(Records from a data source)

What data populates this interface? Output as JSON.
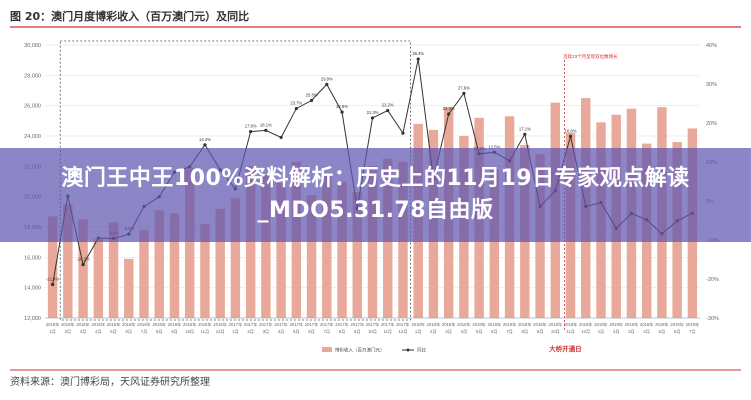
{
  "overlay_headline": "澳门王中王100%资料解析：历史上的11月19日专家观点解读_MDO5.31.78自由版",
  "source_note": "资料来源：澳门博彩局，天风证券研究所整理",
  "chart_data": {
    "type": "bar",
    "title": "图 20：澳门月度博彩收入（百万澳门元）及同比",
    "categories": [
      "2016年1月",
      "2016年2月",
      "2016年3月",
      "2016年4月",
      "2016年5月",
      "2016年6月",
      "2016年7月",
      "2016年8月",
      "2016年9月",
      "2016年10月",
      "2016年11月",
      "2016年12月",
      "2017年1月",
      "2017年2月",
      "2017年3月",
      "2017年4月",
      "2017年5月",
      "2017年6月",
      "2017年7月",
      "2017年8月",
      "2017年9月",
      "2017年10月",
      "2017年11月",
      "2017年12月",
      "2018年1月",
      "2018年2月",
      "2018年3月",
      "2018年4月",
      "2018年5月",
      "2018年6月",
      "2018年7月",
      "2018年8月",
      "2018年9月",
      "2018年10月",
      "2018年11月",
      "2018年12月",
      "2019年1月",
      "2019年2月",
      "2019年3月",
      "2019年4月",
      "2019年5月",
      "2019年6月",
      "2019年7月"
    ],
    "ylim_left": [
      12000,
      30000
    ],
    "yticks_left": [
      "12,000",
      "14,000",
      "16,000",
      "18,000",
      "20,000",
      "22,000",
      "24,000",
      "26,000",
      "28,000",
      "30,000"
    ],
    "ylim_right": [
      -30,
      40
    ],
    "yticks_right": [
      "-30%",
      "-20%",
      "-10%",
      "0%",
      "10%",
      "20%",
      "30%",
      "40%"
    ],
    "series": [
      {
        "name": "博彩收入（百万澳门元）",
        "type": "bar",
        "color": "#e9a99a",
        "values": [
          18700,
          19500,
          18500,
          17200,
          18300,
          15900,
          17800,
          19100,
          18900,
          21900,
          18200,
          19200,
          19900,
          22000,
          21400,
          20900,
          22300,
          20100,
          21500,
          21000,
          20300,
          22000,
          22500,
          22300,
          24800,
          24400,
          25900,
          24000,
          25200,
          21800,
          25300,
          23400,
          22800,
          26200,
          24200,
          26500,
          24900,
          25400,
          25800,
          23500,
          25900,
          23600,
          24500
        ]
      },
      {
        "name": "同比",
        "type": "line",
        "color": "#333333",
        "values": [
          -21.4,
          1.3,
          -16.3,
          -9.5,
          -9.6,
          -8.5,
          -1.4,
          1.1,
          7.4,
          8.8,
          14.4,
          8.0,
          3.1,
          17.8,
          18.1,
          16.3,
          23.7,
          25.8,
          29.9,
          22.8,
          -2.0,
          21.3,
          23.2,
          17.4,
          36.4,
          5.7,
          22.3,
          27.6,
          12.1,
          12.5,
          10.3,
          17.1,
          -1.4,
          2.6,
          16.6,
          -1.4,
          -0.4,
          -7.0,
          -3.2,
          -4.8,
          -8.4,
          -5.1,
          -3.1
        ]
      }
    ],
    "data_labels": [
      {
        "index": 0,
        "text": "-21.4%"
      },
      {
        "index": 2,
        "text": "-16.3%"
      },
      {
        "index": 4,
        "text": "-9.6%"
      },
      {
        "index": 5,
        "text": "-8.5%"
      },
      {
        "index": 10,
        "text": "14.4%"
      },
      {
        "index": 13,
        "text": "17.8%"
      },
      {
        "index": 14,
        "text": "18.1%"
      },
      {
        "index": 16,
        "text": "23.7%"
      },
      {
        "index": 17,
        "text": "25.8%"
      },
      {
        "index": 18,
        "text": "29.9%"
      },
      {
        "index": 19,
        "text": "22.8%"
      },
      {
        "index": 21,
        "text": "21.3%"
      },
      {
        "index": 22,
        "text": "23.2%"
      },
      {
        "index": 24,
        "text": "36.4%"
      },
      {
        "index": 26,
        "text": "22.3%"
      },
      {
        "index": 27,
        "text": "27.6%"
      },
      {
        "index": 28,
        "text": "12.1%"
      },
      {
        "index": 29,
        "text": "12.5%"
      },
      {
        "index": 31,
        "text": "17.1%"
      },
      {
        "index": 34,
        "text": "16.6%"
      }
    ],
    "annotation_box_label": "连续23个月呈现双位数增长",
    "annotation_bridge_label": "大桥开通日",
    "annotation_box_range": [
      1,
      23
    ],
    "annotation_bridge_index": 33.6,
    "legend": "bottom-center",
    "grid": true
  }
}
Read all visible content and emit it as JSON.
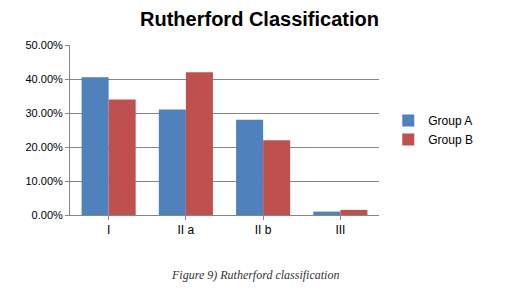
{
  "chart_data": {
    "type": "bar",
    "title": "Rutherford Classification",
    "caption": "Figure 9) Rutherford classification",
    "categories": [
      "I",
      "II a",
      "II b",
      "III"
    ],
    "series": [
      {
        "name": "Group A",
        "color": "#4f81bd",
        "values": [
          40.5,
          31,
          28,
          1
        ]
      },
      {
        "name": "Group B",
        "color": "#c0504d",
        "values": [
          34,
          42,
          22,
          1.5
        ]
      }
    ],
    "ylim": [
      0,
      50
    ],
    "yticks": [
      {
        "value": 0,
        "label": "0.00%"
      },
      {
        "value": 10,
        "label": "10.00%"
      },
      {
        "value": 20,
        "label": "20.00%"
      },
      {
        "value": 30,
        "label": "30.00%"
      },
      {
        "value": 40,
        "label": "40.00%"
      },
      {
        "value": 50,
        "label": "50.00%"
      }
    ],
    "grid": true,
    "legend": "right"
  }
}
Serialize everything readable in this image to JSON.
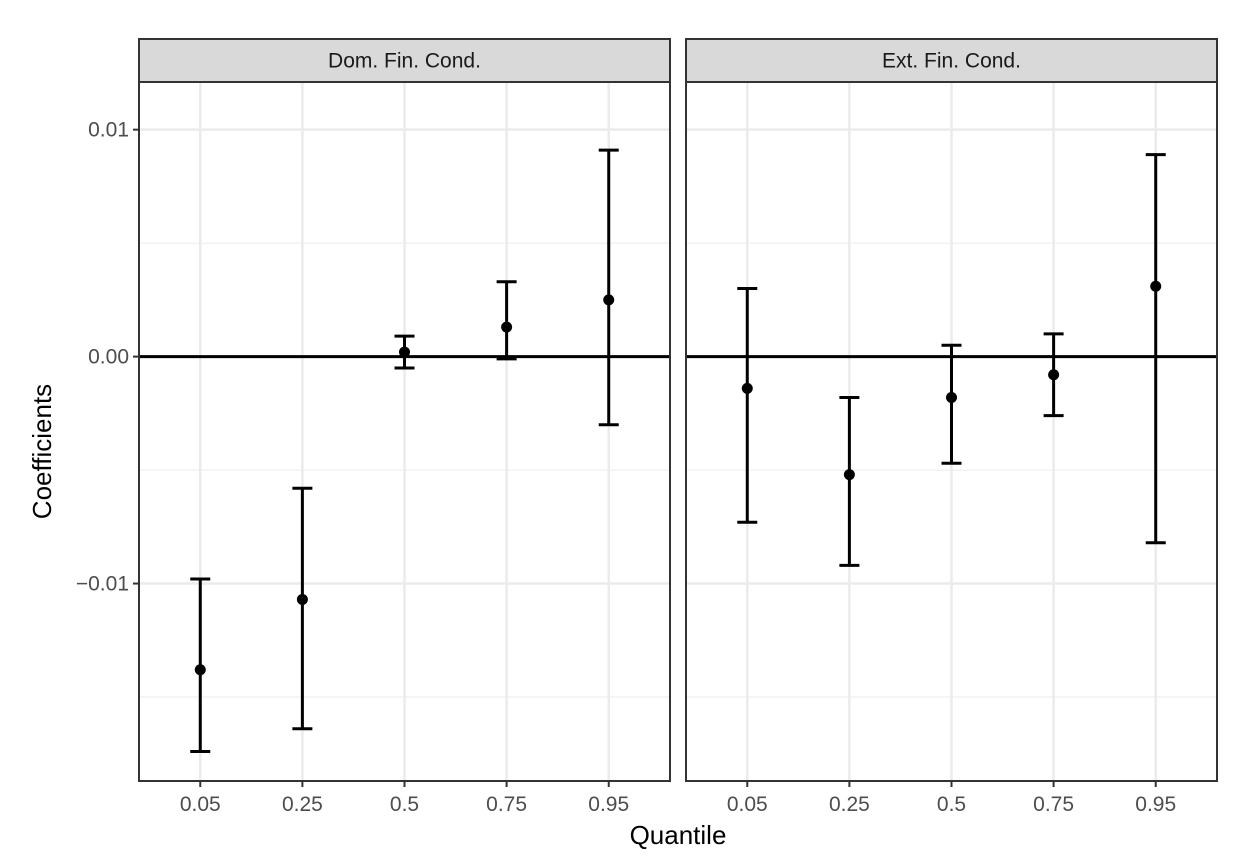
{
  "chart_data": {
    "type": "errorbar",
    "xlabel": "Quantile",
    "ylabel": "Coefficients",
    "ylim": [
      -0.0187,
      0.0121
    ],
    "y_ticks": [
      0.01,
      0.0,
      -0.01
    ],
    "y_tick_labels": [
      "0.01",
      "0.00",
      "−0.01"
    ],
    "categories": [
      "0.05",
      "0.25",
      "0.5",
      "0.75",
      "0.95"
    ],
    "reference_line": 0,
    "grid": true,
    "panels": [
      {
        "strip": "Dom. Fin. Cond.",
        "points": [
          {
            "x": "0.05",
            "estimate": -0.0138,
            "lower": -0.0174,
            "upper": -0.0098
          },
          {
            "x": "0.25",
            "estimate": -0.0107,
            "lower": -0.0164,
            "upper": -0.0058
          },
          {
            "x": "0.5",
            "estimate": 0.0002,
            "lower": -0.0005,
            "upper": 0.0009
          },
          {
            "x": "0.75",
            "estimate": 0.0013,
            "lower": -0.0001,
            "upper": 0.0033
          },
          {
            "x": "0.95",
            "estimate": 0.0025,
            "lower": -0.003,
            "upper": 0.0091
          }
        ]
      },
      {
        "strip": "Ext. Fin. Cond.",
        "points": [
          {
            "x": "0.05",
            "estimate": -0.0014,
            "lower": -0.0073,
            "upper": 0.003
          },
          {
            "x": "0.25",
            "estimate": -0.0052,
            "lower": -0.0092,
            "upper": -0.0018
          },
          {
            "x": "0.5",
            "estimate": -0.0018,
            "lower": -0.0047,
            "upper": 0.0005
          },
          {
            "x": "0.75",
            "estimate": -0.0008,
            "lower": -0.0026,
            "upper": 0.001
          },
          {
            "x": "0.95",
            "estimate": 0.0031,
            "lower": -0.0082,
            "upper": 0.0089
          }
        ]
      }
    ]
  }
}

_TASK DETAILS_.
Reproduce the entries above without change, omitting all pictures.

_WORKED SOLUTION_.
What data populates this interface? Output as JSON.
{
  "overlay_headline": "澳门王中王100%资料解析：历史上的11月19日专家观点解读_MDO5.31.78自由版",
  "source_note": "资料来源：澳门博彩局，天风证券研究所整理",
  "chart_data": {
    "type": "bar",
    "title": "图 20：澳门月度博彩收入（百万澳门元）及同比",
    "categories": [
      "2016年1月",
      "2016年2月",
      "2016年3月",
      "2016年4月",
      "2016年5月",
      "2016年6月",
      "2016年7月",
      "2016年8月",
      "2016年9月",
      "2016年10月",
      "2016年11月",
      "2016年12月",
      "2017年1月",
      "2017年2月",
      "2017年3月",
      "2017年4月",
      "2017年5月",
      "2017年6月",
      "2017年7月",
      "2017年8月",
      "2017年9月",
      "2017年10月",
      "2017年11月",
      "2017年12月",
      "2018年1月",
      "2018年2月",
      "2018年3月",
      "2018年4月",
      "2018年5月",
      "2018年6月",
      "2018年7月",
      "2018年8月",
      "2018年9月",
      "2018年10月",
      "2018年11月",
      "2018年12月",
      "2019年1月",
      "2019年2月",
      "2019年3月",
      "2019年4月",
      "2019年5月",
      "2019年6月",
      "2019年7月"
    ],
    "ylim_left": [
      12000,
      30000
    ],
    "yticks_left": [
      "12,000",
      "14,000",
      "16,000",
      "18,000",
      "20,000",
      "22,000",
      "24,000",
      "26,000",
      "28,000",
      "30,000"
    ],
    "ylim_right": [
      -30,
      40
    ],
    "yticks_right": [
      "-30%",
      "-20%",
      "-10%",
      "0%",
      "10%",
      "20%",
      "30%",
      "40%"
    ],
    "series": [
      {
        "name": "博彩收入（百万澳门元）",
        "type": "bar",
        "color": "#e9a99a",
        "values": [
          18700,
          19500,
          18500,
          17200,
          18300,
          15900,
          17800,
          19100,
          18900,
          21900,
          18200,
          19200,
          19900,
          22000,
          21400,
          20900,
          22300,
          20100,
          21500,
          21000,
          20300,
          22000,
          22500,
          22300,
          24800,
          24400,
          25900,
          24000,
          25200,
          21800,
          25300,
          23400,
          22800,
          26200,
          24200,
          26500,
          24900,
          25400,
          25800,
          23500,
          25900,
          23600,
          24500
        ]
      },
      {
        "name": "同比",
        "type": "line",
        "color": "#333333",
        "values": [
          -21.4,
          1.3,
          -16.3,
          -9.5,
          -9.6,
          -8.5,
          -1.4,
          1.1,
          7.4,
          8.8,
          14.4,
          8.0,
          3.1,
          17.8,
          18.1,
          16.3,
          23.7,
          25.8,
          29.9,
          22.8,
          -2.0,
          21.3,
          23.2,
          17.4,
          36.4,
          5.7,
          22.3,
          27.6,
          12.1,
          12.5,
          10.3,
          17.1,
          -1.4,
          2.6,
          16.6,
          -1.4,
          -0.4,
          -7.0,
          -3.2,
          -4.8,
          -8.4,
          -5.1,
          -3.1
        ]
      }
    ],
    "data_labels": [
      {
        "index": 0,
        "text": "-21.4%"
      },
      {
        "index": 2,
        "text": "-16.3%"
      },
      {
        "index": 4,
        "text": "-9.6%"
      },
      {
        "index": 5,
        "text": "-8.5%"
      },
      {
        "index": 10,
        "text": "14.4%"
      },
      {
        "index": 13,
        "text": "17.8%"
      },
      {
        "index": 14,
        "text": "18.1%"
      },
      {
        "index": 16,
        "text": "23.7%"
      },
      {
        "index": 17,
        "text": "25.8%"
      },
      {
        "index": 18,
        "text": "29.9%"
      },
      {
        "index": 19,
        "text": "22.8%"
      },
      {
        "index": 21,
        "text": "21.3%"
      },
      {
        "index": 22,
        "text": "23.2%"
      },
      {
        "index": 24,
        "text": "36.4%"
      },
      {
        "index": 26,
        "text": "22.3%"
      },
      {
        "index": 27,
        "text": "27.6%"
      },
      {
        "index": 28,
        "text": "12.1%"
      },
      {
        "index": 29,
        "text": "12.5%"
      },
      {
        "index": 31,
        "text": "17.1%"
      },
      {
        "index": 34,
        "text": "16.6%"
      }
    ],
    "annotation_box_label": "连续23个月呈现双位数增长",
    "annotation_bridge_label": "大桥开通日",
    "annotation_box_range": [
      1,
      23
    ],
    "annotation_bridge_index": 33.6,
    "legend": "bottom-center",
    "grid": true
  }
}
Read all visible content and emit it as JSON.
{
  "chart_data": {
    "type": "bar",
    "title": "Rutherford Classification",
    "caption": "Figure 9) Rutherford classification",
    "categories": [
      "I",
      "II a",
      "II b",
      "III"
    ],
    "series": [
      {
        "name": "Group A",
        "color": "#4f81bd",
        "values": [
          40.5,
          31,
          28,
          1
        ]
      },
      {
        "name": "Group B",
        "color": "#c0504d",
        "values": [
          34,
          42,
          22,
          1.5
        ]
      }
    ],
    "ylim": [
      0,
      50
    ],
    "yticks": [
      {
        "value": 0,
        "label": "0.00%"
      },
      {
        "value": 10,
        "label": "10.00%"
      },
      {
        "value": 20,
        "label": "20.00%"
      },
      {
        "value": 30,
        "label": "30.00%"
      },
      {
        "value": 40,
        "label": "40.00%"
      },
      {
        "value": 50,
        "label": "50.00%"
      }
    ],
    "grid": true,
    "legend": "right"
  }
}
Serialize everything readable in this image to JSON.
{
  "chart_data": {
    "type": "errorbar",
    "xlabel": "Quantile",
    "ylabel": "Coefficients",
    "ylim": [
      -0.0187,
      0.0121
    ],
    "y_ticks": [
      0.01,
      0.0,
      -0.01
    ],
    "y_tick_labels": [
      "0.01",
      "0.00",
      "−0.01"
    ],
    "categories": [
      "0.05",
      "0.25",
      "0.5",
      "0.75",
      "0.95"
    ],
    "reference_line": 0,
    "grid": true,
    "panels": [
      {
        "strip": "Dom. Fin. Cond.",
        "points": [
          {
            "x": "0.05",
            "estimate": -0.0138,
            "lower": -0.0174,
            "upper": -0.0098
          },
          {
            "x": "0.25",
            "estimate": -0.0107,
            "lower": -0.0164,
            "upper": -0.0058
          },
          {
            "x": "0.5",
            "estimate": 0.0002,
            "lower": -0.0005,
            "upper": 0.0009
          },
          {
            "x": "0.75",
            "estimate": 0.0013,
            "lower": -0.0001,
            "upper": 0.0033
          },
          {
            "x": "0.95",
            "estimate": 0.0025,
            "lower": -0.003,
            "upper": 0.0091
          }
        ]
      },
      {
        "strip": "Ext. Fin. Cond.",
        "points": [
          {
            "x": "0.05",
            "estimate": -0.0014,
            "lower": -0.0073,
            "upper": 0.003
          },
          {
            "x": "0.25",
            "estimate": -0.0052,
            "lower": -0.0092,
            "upper": -0.0018
          },
          {
            "x": "0.5",
            "estimate": -0.0018,
            "lower": -0.0047,
            "upper": 0.0005
          },
          {
            "x": "0.75",
            "estimate": -0.0008,
            "lower": -0.0026,
            "upper": 0.001
          },
          {
            "x": "0.95",
            "estimate": 0.0031,
            "lower": -0.0082,
            "upper": 0.0089
          }
        ]
      }
    ]
  }
}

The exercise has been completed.